What is expected:
Reproduce every line of the data items below without changing a single character.

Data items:
------

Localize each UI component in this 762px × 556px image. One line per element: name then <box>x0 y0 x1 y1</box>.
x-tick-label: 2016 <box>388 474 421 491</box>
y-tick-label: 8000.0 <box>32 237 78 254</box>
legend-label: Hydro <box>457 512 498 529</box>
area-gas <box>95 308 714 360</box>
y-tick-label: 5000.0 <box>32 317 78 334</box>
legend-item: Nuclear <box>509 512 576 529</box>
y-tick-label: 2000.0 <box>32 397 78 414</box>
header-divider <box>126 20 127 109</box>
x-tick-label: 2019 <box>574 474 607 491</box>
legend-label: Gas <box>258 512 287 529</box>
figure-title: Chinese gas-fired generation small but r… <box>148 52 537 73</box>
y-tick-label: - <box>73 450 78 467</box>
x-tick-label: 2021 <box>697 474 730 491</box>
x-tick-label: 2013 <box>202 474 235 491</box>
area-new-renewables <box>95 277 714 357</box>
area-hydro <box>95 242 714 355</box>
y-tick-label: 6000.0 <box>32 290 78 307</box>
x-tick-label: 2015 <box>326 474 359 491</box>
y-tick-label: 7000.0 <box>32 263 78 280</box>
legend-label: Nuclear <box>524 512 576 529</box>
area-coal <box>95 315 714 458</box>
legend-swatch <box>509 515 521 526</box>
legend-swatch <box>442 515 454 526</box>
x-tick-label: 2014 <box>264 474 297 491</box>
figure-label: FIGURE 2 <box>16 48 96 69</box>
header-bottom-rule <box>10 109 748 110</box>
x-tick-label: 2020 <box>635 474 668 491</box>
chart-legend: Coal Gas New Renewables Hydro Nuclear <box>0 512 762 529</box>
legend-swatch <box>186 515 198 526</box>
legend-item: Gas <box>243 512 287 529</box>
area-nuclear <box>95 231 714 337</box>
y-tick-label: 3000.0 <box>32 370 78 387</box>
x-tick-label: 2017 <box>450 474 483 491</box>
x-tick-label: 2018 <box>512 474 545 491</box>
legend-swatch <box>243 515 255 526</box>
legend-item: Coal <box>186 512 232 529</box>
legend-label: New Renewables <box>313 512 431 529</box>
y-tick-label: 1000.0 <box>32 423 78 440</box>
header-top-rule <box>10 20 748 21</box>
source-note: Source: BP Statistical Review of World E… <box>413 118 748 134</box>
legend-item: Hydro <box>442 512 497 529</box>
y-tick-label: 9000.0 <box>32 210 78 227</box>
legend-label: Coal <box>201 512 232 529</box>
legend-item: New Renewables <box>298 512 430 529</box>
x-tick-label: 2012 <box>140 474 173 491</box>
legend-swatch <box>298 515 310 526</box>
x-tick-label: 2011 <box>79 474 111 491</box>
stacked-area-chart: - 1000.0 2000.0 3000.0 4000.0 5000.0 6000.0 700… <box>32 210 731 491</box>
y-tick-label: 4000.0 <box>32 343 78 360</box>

------

Exercise output:
Localize each UI component in this 762px × 556px image. One line per element: name then <box>x0 y0 x1 y1</box>.
x-tick-label: 2016 <box>388 474 421 491</box>
y-tick-label: 8000.0 <box>32 237 78 254</box>
legend-label: Hydro <box>457 512 498 529</box>
area-gas <box>95 308 714 360</box>
y-tick-label: 5000.0 <box>32 317 78 334</box>
legend-item: Nuclear <box>509 512 576 529</box>
y-tick-label: 2000.0 <box>32 397 78 414</box>
header-divider <box>126 20 127 109</box>
x-tick-label: 2019 <box>574 474 607 491</box>
legend-label: Gas <box>258 512 287 529</box>
figure-title: Chinese gas-fired generation small but r… <box>148 52 537 73</box>
y-tick-label: - <box>73 450 78 467</box>
x-tick-label: 2021 <box>697 474 730 491</box>
x-tick-label: 2013 <box>202 474 235 491</box>
area-new-renewables <box>95 277 714 357</box>
area-hydro <box>95 242 714 355</box>
y-tick-label: 6000.0 <box>32 290 78 307</box>
x-tick-label: 2015 <box>326 474 359 491</box>
y-tick-label: 7000.0 <box>32 263 78 280</box>
legend-label: Nuclear <box>524 512 576 529</box>
area-coal <box>95 315 714 458</box>
legend-swatch <box>509 515 521 526</box>
legend-swatch <box>442 515 454 526</box>
x-tick-label: 2014 <box>264 474 297 491</box>
figure-label: FIGURE 2 <box>16 48 96 69</box>
header-bottom-rule <box>10 109 748 110</box>
x-tick-label: 2020 <box>635 474 668 491</box>
chart-legend: Coal Gas New Renewables Hydro Nuclear <box>0 512 762 529</box>
legend-swatch <box>186 515 198 526</box>
legend-item: Gas <box>243 512 287 529</box>
area-nuclear <box>95 231 714 337</box>
y-tick-label: 3000.0 <box>32 370 78 387</box>
x-tick-label: 2017 <box>450 474 483 491</box>
x-tick-label: 2018 <box>512 474 545 491</box>
legend-swatch <box>243 515 255 526</box>
legend-item: Coal <box>186 512 232 529</box>
legend-label: New Renewables <box>313 512 431 529</box>
y-tick-label: 1000.0 <box>32 423 78 440</box>
header-top-rule <box>10 20 748 21</box>
source-note: Source: BP Statistical Review of World E… <box>413 118 748 134</box>
legend-item: Hydro <box>442 512 497 529</box>
y-tick-label: 9000.0 <box>32 210 78 227</box>
legend-label: Coal <box>201 512 232 529</box>
legend-item: New Renewables <box>298 512 430 529</box>
x-tick-label: 2012 <box>140 474 173 491</box>
legend-swatch <box>298 515 310 526</box>
x-tick-label: 2011 <box>79 474 111 491</box>
stacked-area-chart: - 1000.0 2000.0 3000.0 4000.0 5000.0 6000.0 700… <box>32 210 731 491</box>
y-tick-label: 4000.0 <box>32 343 78 360</box>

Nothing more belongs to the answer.